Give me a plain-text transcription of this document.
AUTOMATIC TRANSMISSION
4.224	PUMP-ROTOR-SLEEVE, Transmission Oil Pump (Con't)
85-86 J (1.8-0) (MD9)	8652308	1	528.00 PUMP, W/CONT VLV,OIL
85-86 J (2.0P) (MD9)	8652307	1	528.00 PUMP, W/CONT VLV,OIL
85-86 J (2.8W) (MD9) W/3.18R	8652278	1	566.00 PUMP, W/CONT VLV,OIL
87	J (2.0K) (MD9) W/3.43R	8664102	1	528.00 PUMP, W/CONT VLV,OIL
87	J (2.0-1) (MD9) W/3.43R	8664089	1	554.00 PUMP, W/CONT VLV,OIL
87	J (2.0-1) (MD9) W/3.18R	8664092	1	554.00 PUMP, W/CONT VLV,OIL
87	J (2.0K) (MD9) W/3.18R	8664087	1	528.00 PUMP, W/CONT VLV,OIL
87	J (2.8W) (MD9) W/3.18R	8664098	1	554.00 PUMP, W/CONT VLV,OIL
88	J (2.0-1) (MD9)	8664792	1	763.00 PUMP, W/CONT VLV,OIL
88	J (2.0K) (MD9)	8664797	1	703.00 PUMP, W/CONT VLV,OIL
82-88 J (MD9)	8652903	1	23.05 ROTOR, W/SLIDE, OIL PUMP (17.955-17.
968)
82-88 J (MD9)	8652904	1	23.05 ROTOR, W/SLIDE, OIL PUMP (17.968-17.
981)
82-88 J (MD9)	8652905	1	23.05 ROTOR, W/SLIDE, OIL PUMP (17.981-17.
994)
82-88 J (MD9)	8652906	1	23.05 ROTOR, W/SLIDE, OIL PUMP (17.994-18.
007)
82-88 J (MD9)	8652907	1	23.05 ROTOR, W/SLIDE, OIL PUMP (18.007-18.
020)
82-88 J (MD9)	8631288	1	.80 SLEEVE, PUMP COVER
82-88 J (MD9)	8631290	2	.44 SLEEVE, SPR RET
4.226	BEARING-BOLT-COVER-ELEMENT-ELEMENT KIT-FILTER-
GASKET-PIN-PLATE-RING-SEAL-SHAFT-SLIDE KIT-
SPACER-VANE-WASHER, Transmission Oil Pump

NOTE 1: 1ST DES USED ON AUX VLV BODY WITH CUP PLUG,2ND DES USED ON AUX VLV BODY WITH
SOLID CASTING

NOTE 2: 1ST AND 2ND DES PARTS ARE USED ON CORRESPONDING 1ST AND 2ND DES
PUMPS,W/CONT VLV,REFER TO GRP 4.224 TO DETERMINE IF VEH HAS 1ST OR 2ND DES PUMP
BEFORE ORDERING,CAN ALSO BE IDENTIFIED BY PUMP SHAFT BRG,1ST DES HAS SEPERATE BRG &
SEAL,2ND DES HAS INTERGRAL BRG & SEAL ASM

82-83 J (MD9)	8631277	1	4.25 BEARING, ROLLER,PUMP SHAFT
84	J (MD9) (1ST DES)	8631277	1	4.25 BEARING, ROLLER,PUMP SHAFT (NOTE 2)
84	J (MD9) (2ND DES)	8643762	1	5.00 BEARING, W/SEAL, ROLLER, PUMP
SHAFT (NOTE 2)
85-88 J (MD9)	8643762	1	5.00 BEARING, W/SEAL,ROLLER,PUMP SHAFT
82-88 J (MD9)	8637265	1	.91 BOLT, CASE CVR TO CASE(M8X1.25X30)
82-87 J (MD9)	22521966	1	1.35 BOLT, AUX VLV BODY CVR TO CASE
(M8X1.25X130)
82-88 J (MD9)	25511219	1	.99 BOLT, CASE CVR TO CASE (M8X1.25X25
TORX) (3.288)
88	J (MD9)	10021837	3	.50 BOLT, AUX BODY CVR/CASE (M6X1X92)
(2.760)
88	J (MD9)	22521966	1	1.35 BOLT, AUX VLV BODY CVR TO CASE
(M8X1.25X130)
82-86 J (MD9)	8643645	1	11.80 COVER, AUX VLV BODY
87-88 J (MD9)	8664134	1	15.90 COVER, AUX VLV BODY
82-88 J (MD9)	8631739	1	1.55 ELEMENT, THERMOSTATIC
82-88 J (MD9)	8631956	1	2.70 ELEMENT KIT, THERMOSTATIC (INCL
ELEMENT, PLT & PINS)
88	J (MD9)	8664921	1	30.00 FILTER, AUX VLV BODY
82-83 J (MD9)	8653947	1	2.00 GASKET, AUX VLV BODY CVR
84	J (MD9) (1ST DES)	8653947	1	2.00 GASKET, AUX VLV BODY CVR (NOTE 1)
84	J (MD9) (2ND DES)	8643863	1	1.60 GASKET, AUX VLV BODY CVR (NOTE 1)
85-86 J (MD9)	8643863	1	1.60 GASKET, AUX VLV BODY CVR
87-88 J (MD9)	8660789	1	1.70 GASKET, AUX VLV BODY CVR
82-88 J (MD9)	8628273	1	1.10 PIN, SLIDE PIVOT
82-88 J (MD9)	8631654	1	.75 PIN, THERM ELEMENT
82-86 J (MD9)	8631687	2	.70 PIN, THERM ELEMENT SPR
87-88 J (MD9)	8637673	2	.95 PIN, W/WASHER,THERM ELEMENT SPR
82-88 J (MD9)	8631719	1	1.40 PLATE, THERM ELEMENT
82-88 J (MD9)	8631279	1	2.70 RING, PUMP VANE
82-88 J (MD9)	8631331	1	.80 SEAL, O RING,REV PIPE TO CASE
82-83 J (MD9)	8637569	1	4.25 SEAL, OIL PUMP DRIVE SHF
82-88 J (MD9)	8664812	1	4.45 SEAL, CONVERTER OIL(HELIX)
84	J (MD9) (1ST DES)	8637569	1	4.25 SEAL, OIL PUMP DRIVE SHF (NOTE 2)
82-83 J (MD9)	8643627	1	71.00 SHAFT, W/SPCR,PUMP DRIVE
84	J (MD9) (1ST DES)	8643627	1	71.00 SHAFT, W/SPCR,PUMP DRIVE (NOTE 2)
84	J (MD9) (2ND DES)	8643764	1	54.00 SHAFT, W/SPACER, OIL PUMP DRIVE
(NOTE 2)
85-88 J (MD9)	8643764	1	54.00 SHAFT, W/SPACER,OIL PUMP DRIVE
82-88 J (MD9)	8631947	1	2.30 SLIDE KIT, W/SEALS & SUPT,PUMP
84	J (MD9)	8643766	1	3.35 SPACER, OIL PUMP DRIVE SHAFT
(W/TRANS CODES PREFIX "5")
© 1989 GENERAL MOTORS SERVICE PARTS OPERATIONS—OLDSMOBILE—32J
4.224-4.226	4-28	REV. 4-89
+--
Goal: Write down only how many lines in the listing contain the word "COVER".

The completed task: 4